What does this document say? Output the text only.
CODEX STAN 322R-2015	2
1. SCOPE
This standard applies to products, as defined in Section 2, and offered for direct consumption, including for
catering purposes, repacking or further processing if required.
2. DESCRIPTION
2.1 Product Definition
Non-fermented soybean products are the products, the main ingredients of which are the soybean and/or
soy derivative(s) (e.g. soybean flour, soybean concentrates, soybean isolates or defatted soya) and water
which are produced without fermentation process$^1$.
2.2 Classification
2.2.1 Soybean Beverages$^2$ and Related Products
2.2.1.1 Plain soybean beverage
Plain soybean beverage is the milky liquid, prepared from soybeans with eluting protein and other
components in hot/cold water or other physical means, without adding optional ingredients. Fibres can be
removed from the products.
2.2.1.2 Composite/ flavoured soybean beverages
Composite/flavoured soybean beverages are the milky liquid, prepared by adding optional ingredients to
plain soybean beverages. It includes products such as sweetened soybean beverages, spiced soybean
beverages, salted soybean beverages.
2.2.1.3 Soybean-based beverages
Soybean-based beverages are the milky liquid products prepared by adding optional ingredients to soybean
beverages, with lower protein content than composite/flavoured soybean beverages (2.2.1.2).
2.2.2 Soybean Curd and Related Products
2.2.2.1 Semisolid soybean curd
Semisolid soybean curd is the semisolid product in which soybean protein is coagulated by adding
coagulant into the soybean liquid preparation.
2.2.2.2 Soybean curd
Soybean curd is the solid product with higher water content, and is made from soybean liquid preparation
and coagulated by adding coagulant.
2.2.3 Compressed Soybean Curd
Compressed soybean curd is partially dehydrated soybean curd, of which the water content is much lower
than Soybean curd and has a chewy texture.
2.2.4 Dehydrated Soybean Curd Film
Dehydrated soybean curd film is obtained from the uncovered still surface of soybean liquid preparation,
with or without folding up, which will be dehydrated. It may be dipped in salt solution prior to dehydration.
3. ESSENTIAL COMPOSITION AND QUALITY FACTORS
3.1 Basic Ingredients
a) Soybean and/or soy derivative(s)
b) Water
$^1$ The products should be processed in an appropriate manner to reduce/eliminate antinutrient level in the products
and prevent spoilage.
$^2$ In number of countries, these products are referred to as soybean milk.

WHAT THE TASK ASKS:
If a line in the records above includes the string "Semisolid", copy it.

ANSWER BELOW:
2.2.2.1 Semisolid soybean curd
Semisolid soybean curd is the semisolid product in which soybean protein is coagulated by adding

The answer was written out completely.